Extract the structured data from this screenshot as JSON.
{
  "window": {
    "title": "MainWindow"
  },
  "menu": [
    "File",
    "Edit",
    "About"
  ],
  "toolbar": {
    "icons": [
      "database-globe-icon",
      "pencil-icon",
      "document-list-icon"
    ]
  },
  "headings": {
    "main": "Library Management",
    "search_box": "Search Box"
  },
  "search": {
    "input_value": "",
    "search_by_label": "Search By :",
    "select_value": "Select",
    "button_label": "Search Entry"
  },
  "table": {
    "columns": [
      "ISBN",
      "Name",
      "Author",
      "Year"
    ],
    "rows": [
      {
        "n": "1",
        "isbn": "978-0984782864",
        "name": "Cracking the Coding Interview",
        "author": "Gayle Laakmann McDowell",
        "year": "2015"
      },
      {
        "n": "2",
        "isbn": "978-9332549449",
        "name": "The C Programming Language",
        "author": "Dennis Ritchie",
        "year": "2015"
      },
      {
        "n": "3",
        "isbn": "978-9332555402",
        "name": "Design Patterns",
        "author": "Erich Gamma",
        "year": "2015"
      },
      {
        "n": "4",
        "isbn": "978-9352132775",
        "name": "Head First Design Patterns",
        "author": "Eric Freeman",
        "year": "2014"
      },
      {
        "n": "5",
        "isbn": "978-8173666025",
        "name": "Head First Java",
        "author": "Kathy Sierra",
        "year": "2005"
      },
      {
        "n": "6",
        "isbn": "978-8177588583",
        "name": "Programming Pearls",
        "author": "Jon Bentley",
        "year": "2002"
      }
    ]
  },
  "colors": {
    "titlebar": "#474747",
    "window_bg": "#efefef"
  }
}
######
Exercise objective ▸ Output the listing above exactly as it appears.

Correct response ▸
Extract the structured data from this screenshot as JSON.
{
  "window": {
    "title": "MainWindow"
  },
  "menu": [
    "File",
    "Edit",
    "About"
  ],
  "toolbar": {
    "icons": [
      "database-globe-icon",
      "pencil-icon",
      "document-list-icon"
    ]
  },
  "headings": {
    "main": "Library Management",
    "search_box": "Search Box"
  },
  "search": {
    "input_value": "",
    "search_by_label": "Search By :",
    "select_value": "Select",
    "button_label": "Search Entry"
  },
  "table": {
    "columns": [
      "ISBN",
      "Name",
      "Author",
      "Year"
    ],
    "rows": [
      {
        "n": "1",
        "isbn": "978-0984782864",
        "name": "Cracking the Coding Interview",
        "author": "Gayle Laakmann McDowell",
        "year": "2015"
      },
      {
        "n": "2",
        "isbn": "978-9332549449",
        "name": "The C Programming Language",
        "author": "Dennis Ritchie",
        "year": "2015"
      },
      {
        "n": "3",
        "isbn": "978-9332555402",
        "name": "Design Patterns",
        "author": "Erich Gamma",
        "year": "2015"
      },
      {
        "n": "4",
        "isbn": "978-9352132775",
        "name": "Head First Design Patterns",
        "author": "Eric Freeman",
        "year": "2014"
      },
      {
        "n": "5",
        "isbn": "978-8173666025",
        "name": "Head First Java",
        "author": "Kathy Sierra",
        "year": "2005"
      },
      {
        "n": "6",
        "isbn": "978-8177588583",
        "name": "Programming Pearls",
        "author": "Jon Bentley",
        "year": "2002"
      }
    ]
  },
  "colors": {
    "titlebar": "#474747",
    "window_bg": "#efefef"
  }
}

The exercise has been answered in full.